:: PROMPT ::
Write each line out exactly, leaving none out.

****

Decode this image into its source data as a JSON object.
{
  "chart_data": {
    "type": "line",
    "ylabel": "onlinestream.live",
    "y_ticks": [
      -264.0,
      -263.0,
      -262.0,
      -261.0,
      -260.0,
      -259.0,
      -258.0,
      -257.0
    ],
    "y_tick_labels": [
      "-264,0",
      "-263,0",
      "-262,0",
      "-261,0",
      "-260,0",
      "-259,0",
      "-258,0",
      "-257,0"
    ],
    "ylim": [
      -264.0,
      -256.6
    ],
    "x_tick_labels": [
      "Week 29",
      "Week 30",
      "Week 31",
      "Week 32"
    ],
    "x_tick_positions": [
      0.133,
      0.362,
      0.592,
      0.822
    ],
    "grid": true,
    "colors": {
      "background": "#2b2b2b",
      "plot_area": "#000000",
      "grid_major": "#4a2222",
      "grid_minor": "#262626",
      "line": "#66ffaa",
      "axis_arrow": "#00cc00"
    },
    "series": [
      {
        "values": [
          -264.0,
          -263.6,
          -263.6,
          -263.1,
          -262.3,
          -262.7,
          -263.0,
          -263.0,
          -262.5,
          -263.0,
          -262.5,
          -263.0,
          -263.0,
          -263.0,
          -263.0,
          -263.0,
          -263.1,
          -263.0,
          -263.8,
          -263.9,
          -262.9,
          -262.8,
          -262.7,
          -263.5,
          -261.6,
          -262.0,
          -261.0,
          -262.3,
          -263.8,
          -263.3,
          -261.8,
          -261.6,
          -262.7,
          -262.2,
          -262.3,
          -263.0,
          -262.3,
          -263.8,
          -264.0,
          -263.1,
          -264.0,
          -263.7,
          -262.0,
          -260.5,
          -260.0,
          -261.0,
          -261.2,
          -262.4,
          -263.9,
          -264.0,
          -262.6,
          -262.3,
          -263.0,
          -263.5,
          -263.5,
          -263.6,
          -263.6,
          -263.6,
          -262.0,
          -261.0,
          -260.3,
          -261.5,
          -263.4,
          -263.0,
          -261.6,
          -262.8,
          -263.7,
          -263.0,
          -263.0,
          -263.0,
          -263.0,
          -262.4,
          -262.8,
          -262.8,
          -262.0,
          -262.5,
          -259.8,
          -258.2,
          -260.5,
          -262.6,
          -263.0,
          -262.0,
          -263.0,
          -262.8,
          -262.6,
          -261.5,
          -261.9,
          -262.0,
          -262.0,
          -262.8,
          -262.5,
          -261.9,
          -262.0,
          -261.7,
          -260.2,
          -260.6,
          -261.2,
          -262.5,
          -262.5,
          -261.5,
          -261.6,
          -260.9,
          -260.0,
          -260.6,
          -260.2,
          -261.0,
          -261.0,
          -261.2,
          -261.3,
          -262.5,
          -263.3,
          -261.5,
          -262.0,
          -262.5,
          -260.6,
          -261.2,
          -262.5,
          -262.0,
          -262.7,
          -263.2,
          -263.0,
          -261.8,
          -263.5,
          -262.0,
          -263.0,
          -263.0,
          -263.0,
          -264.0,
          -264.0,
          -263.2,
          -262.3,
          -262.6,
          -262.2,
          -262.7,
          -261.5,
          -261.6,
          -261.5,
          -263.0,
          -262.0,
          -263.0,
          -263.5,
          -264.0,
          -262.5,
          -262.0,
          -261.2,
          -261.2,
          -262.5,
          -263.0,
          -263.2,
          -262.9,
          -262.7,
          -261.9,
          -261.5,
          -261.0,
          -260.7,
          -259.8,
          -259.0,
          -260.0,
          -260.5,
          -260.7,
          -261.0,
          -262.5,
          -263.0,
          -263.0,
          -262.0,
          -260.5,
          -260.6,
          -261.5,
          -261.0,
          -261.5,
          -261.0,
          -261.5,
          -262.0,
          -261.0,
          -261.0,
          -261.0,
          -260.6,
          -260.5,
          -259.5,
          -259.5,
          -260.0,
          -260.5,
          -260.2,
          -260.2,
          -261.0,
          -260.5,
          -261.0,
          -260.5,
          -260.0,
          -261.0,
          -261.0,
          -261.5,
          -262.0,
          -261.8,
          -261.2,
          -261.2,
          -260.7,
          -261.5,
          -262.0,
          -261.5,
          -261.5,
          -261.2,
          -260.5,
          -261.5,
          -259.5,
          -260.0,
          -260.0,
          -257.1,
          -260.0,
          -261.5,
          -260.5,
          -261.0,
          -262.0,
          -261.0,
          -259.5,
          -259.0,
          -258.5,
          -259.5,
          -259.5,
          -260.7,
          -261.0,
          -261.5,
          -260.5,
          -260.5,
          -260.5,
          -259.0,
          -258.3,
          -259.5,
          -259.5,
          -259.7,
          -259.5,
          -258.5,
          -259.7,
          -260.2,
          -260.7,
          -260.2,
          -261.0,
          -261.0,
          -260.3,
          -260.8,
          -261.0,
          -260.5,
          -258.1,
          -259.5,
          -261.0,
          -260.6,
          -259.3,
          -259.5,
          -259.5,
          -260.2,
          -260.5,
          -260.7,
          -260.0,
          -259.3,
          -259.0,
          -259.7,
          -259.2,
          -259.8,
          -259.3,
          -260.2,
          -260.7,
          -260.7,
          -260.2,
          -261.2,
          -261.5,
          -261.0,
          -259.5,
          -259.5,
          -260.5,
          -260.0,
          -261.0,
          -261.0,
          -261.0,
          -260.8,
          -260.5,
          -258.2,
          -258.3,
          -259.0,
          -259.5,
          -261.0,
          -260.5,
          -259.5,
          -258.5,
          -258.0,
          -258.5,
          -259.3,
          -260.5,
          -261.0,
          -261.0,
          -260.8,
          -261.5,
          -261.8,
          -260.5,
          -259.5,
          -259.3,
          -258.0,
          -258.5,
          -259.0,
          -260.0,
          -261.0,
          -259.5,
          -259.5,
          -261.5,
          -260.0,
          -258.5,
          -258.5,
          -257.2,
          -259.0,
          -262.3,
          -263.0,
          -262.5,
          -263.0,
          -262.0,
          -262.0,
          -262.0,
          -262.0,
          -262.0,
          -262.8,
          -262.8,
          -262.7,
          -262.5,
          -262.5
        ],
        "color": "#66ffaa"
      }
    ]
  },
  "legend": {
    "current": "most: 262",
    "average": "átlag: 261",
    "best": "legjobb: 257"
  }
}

****

:: SOLUTION FOR THIS PROBLEM ::
Decode this image into its source data as a JSON object.
{
  "chart_data": {
    "type": "line",
    "ylabel": "onlinestream.live",
    "y_ticks": [
      -264.0,
      -263.0,
      -262.0,
      -261.0,
      -260.0,
      -259.0,
      -258.0,
      -257.0
    ],
    "y_tick_labels": [
      "-264,0",
      "-263,0",
      "-262,0",
      "-261,0",
      "-260,0",
      "-259,0",
      "-258,0",
      "-257,0"
    ],
    "ylim": [
      -264.0,
      -256.6
    ],
    "x_tick_labels": [
      "Week 29",
      "Week 30",
      "Week 31",
      "Week 32"
    ],
    "x_tick_positions": [
      0.133,
      0.362,
      0.592,
      0.822
    ],
    "grid": true,
    "colors": {
      "background": "#2b2b2b",
      "plot_area": "#000000",
      "grid_major": "#4a2222",
      "grid_minor": "#262626",
      "line": "#66ffaa",
      "axis_arrow": "#00cc00"
    },
    "series": [
      {
        "values": [
          -264.0,
          -263.6,
          -263.6,
          -263.1,
          -262.3,
          -262.7,
          -263.0,
          -263.0,
          -262.5,
          -263.0,
          -262.5,
          -263.0,
          -263.0,
          -263.0,
          -263.0,
          -263.0,
          -263.1,
          -263.0,
          -263.8,
          -263.9,
          -262.9,
          -262.8,
          -262.7,
          -263.5,
          -261.6,
          -262.0,
          -261.0,
          -262.3,
          -263.8,
          -263.3,
          -261.8,
          -261.6,
          -262.7,
          -262.2,
          -262.3,
          -263.0,
          -262.3,
          -263.8,
          -264.0,
          -263.1,
          -264.0,
          -263.7,
          -262.0,
          -260.5,
          -260.0,
          -261.0,
          -261.2,
          -262.4,
          -263.9,
          -264.0,
          -262.6,
          -262.3,
          -263.0,
          -263.5,
          -263.5,
          -263.6,
          -263.6,
          -263.6,
          -262.0,
          -261.0,
          -260.3,
          -261.5,
          -263.4,
          -263.0,
          -261.6,
          -262.8,
          -263.7,
          -263.0,
          -263.0,
          -263.0,
          -263.0,
          -262.4,
          -262.8,
          -262.8,
          -262.0,
          -262.5,
          -259.8,
          -258.2,
          -260.5,
          -262.6,
          -263.0,
          -262.0,
          -263.0,
          -262.8,
          -262.6,
          -261.5,
          -261.9,
          -262.0,
          -262.0,
          -262.8,
          -262.5,
          -261.9,
          -262.0,
          -261.7,
          -260.2,
          -260.6,
          -261.2,
          -262.5,
          -262.5,
          -261.5,
          -261.6,
          -260.9,
          -260.0,
          -260.6,
          -260.2,
          -261.0,
          -261.0,
          -261.2,
          -261.3,
          -262.5,
          -263.3,
          -261.5,
          -262.0,
          -262.5,
          -260.6,
          -261.2,
          -262.5,
          -262.0,
          -262.7,
          -263.2,
          -263.0,
          -261.8,
          -263.5,
          -262.0,
          -263.0,
          -263.0,
          -263.0,
          -264.0,
          -264.0,
          -263.2,
          -262.3,
          -262.6,
          -262.2,
          -262.7,
          -261.5,
          -261.6,
          -261.5,
          -263.0,
          -262.0,
          -263.0,
          -263.5,
          -264.0,
          -262.5,
          -262.0,
          -261.2,
          -261.2,
          -262.5,
          -263.0,
          -263.2,
          -262.9,
          -262.7,
          -261.9,
          -261.5,
          -261.0,
          -260.7,
          -259.8,
          -259.0,
          -260.0,
          -260.5,
          -260.7,
          -261.0,
          -262.5,
          -263.0,
          -263.0,
          -262.0,
          -260.5,
          -260.6,
          -261.5,
          -261.0,
          -261.5,
          -261.0,
          -261.5,
          -262.0,
          -261.0,
          -261.0,
          -261.0,
          -260.6,
          -260.5,
          -259.5,
          -259.5,
          -260.0,
          -260.5,
          -260.2,
          -260.2,
          -261.0,
          -260.5,
          -261.0,
          -260.5,
          -260.0,
          -261.0,
          -261.0,
          -261.5,
          -262.0,
          -261.8,
          -261.2,
          -261.2,
          -260.7,
          -261.5,
          -262.0,
          -261.5,
          -261.5,
          -261.2,
          -260.5,
          -261.5,
          -259.5,
          -260.0,
          -260.0,
          -257.1,
          -260.0,
          -261.5,
          -260.5,
          -261.0,
          -262.0,
          -261.0,
          -259.5,
          -259.0,
          -258.5,
          -259.5,
          -259.5,
          -260.7,
          -261.0,
          -261.5,
          -260.5,
          -260.5,
          -260.5,
          -259.0,
          -258.3,
          -259.5,
          -259.5,
          -259.7,
          -259.5,
          -258.5,
          -259.7,
          -260.2,
          -260.7,
          -260.2,
          -261.0,
          -261.0,
          -260.3,
          -260.8,
          -261.0,
          -260.5,
          -258.1,
          -259.5,
          -261.0,
          -260.6,
          -259.3,
          -259.5,
          -259.5,
          -260.2,
          -260.5,
          -260.7,
          -260.0,
          -259.3,
          -259.0,
          -259.7,
          -259.2,
          -259.8,
          -259.3,
          -260.2,
          -260.7,
          -260.7,
          -260.2,
          -261.2,
          -261.5,
          -261.0,
          -259.5,
          -259.5,
          -260.5,
          -260.0,
          -261.0,
          -261.0,
          -261.0,
          -260.8,
          -260.5,
          -258.2,
          -258.3,
          -259.0,
          -259.5,
          -261.0,
          -260.5,
          -259.5,
          -258.5,
          -258.0,
          -258.5,
          -259.3,
          -260.5,
          -261.0,
          -261.0,
          -260.8,
          -261.5,
          -261.8,
          -260.5,
          -259.5,
          -259.3,
          -258.0,
          -258.5,
          -259.0,
          -260.0,
          -261.0,
          -259.5,
          -259.5,
          -261.5,
          -260.0,
          -258.5,
          -258.5,
          -257.2,
          -259.0,
          -262.3,
          -263.0,
          -262.5,
          -263.0,
          -262.0,
          -262.0,
          -262.0,
          -262.0,
          -262.0,
          -262.8,
          -262.8,
          -262.7,
          -262.5,
          -262.5
        ],
        "color": "#66ffaa"
      }
    ]
  },
  "legend": {
    "current": "most: 262",
    "average": "átlag: 261",
    "best": "legjobb: 257"
  }
}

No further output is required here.